» The request
Exactly as written, print each record in the listing.

» Data
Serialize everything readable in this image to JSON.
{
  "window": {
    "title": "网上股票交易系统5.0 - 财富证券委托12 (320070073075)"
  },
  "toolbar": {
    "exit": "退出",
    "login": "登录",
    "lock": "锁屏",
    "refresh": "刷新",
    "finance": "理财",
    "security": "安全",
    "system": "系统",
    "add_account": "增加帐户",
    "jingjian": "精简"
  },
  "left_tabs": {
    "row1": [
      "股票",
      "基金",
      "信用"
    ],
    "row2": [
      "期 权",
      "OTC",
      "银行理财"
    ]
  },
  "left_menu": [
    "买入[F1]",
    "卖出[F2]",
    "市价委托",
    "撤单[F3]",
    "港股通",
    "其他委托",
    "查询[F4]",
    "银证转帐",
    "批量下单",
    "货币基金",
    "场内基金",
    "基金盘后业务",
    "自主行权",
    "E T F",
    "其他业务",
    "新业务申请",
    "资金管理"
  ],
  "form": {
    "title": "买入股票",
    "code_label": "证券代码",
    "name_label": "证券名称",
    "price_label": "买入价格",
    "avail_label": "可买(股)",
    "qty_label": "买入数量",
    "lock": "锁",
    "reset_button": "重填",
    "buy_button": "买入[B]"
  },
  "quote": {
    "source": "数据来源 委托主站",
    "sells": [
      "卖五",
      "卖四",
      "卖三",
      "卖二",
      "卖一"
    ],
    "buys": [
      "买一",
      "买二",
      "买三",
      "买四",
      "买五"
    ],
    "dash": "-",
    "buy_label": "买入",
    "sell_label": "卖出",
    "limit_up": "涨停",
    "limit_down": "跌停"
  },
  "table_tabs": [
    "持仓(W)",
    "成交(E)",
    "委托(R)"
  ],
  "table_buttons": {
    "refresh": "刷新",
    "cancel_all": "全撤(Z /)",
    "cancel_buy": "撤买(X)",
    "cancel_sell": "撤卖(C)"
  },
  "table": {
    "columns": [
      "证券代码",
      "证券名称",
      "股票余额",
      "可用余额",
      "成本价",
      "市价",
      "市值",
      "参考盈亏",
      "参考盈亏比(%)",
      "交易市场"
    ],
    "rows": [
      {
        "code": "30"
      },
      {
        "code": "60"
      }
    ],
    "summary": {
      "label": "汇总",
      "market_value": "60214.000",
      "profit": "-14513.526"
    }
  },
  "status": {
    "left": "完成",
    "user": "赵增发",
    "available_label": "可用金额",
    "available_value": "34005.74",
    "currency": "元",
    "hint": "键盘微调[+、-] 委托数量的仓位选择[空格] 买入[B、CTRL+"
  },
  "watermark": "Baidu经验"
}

» Final answer
Serialize everything readable in this image to JSON.
{
  "window": {
    "title": "网上股票交易系统5.0 - 财富证券委托12 (320070073075)"
  },
  "toolbar": {
    "exit": "退出",
    "login": "登录",
    "lock": "锁屏",
    "refresh": "刷新",
    "finance": "理财",
    "security": "安全",
    "system": "系统",
    "add_account": "增加帐户",
    "jingjian": "精简"
  },
  "left_tabs": {
    "row1": [
      "股票",
      "基金",
      "信用"
    ],
    "row2": [
      "期 权",
      "OTC",
      "银行理财"
    ]
  },
  "left_menu": [
    "买入[F1]",
    "卖出[F2]",
    "市价委托",
    "撤单[F3]",
    "港股通",
    "其他委托",
    "查询[F4]",
    "银证转帐",
    "批量下单",
    "货币基金",
    "场内基金",
    "基金盘后业务",
    "自主行权",
    "E T F",
    "其他业务",
    "新业务申请",
    "资金管理"
  ],
  "form": {
    "title": "买入股票",
    "code_label": "证券代码",
    "name_label": "证券名称",
    "price_label": "买入价格",
    "avail_label": "可买(股)",
    "qty_label": "买入数量",
    "lock": "锁",
    "reset_button": "重填",
    "buy_button": "买入[B]"
  },
  "quote": {
    "source": "数据来源 委托主站",
    "sells": [
      "卖五",
      "卖四",
      "卖三",
      "卖二",
      "卖一"
    ],
    "buys": [
      "买一",
      "买二",
      "买三",
      "买四",
      "买五"
    ],
    "dash": "-",
    "buy_label": "买入",
    "sell_label": "卖出",
    "limit_up": "涨停",
    "limit_down": "跌停"
  },
  "table_tabs": [
    "持仓(W)",
    "成交(E)",
    "委托(R)"
  ],
  "table_buttons": {
    "refresh": "刷新",
    "cancel_all": "全撤(Z /)",
    "cancel_buy": "撤买(X)",
    "cancel_sell": "撤卖(C)"
  },
  "table": {
    "columns": [
      "证券代码",
      "证券名称",
      "股票余额",
      "可用余额",
      "成本价",
      "市价",
      "市值",
      "参考盈亏",
      "参考盈亏比(%)",
      "交易市场"
    ],
    "rows": [
      {
        "code": "30"
      },
      {
        "code": "60"
      }
    ],
    "summary": {
      "label": "汇总",
      "market_value": "60214.000",
      "profit": "-14513.526"
    }
  },
  "status": {
    "left": "完成",
    "user": "赵增发",
    "available_label": "可用金额",
    "available_value": "34005.74",
    "currency": "元",
    "hint": "键盘微调[+、-] 委托数量的仓位选择[空格] 买入[B、CTRL+"
  },
  "watermark": "Baidu经验"
}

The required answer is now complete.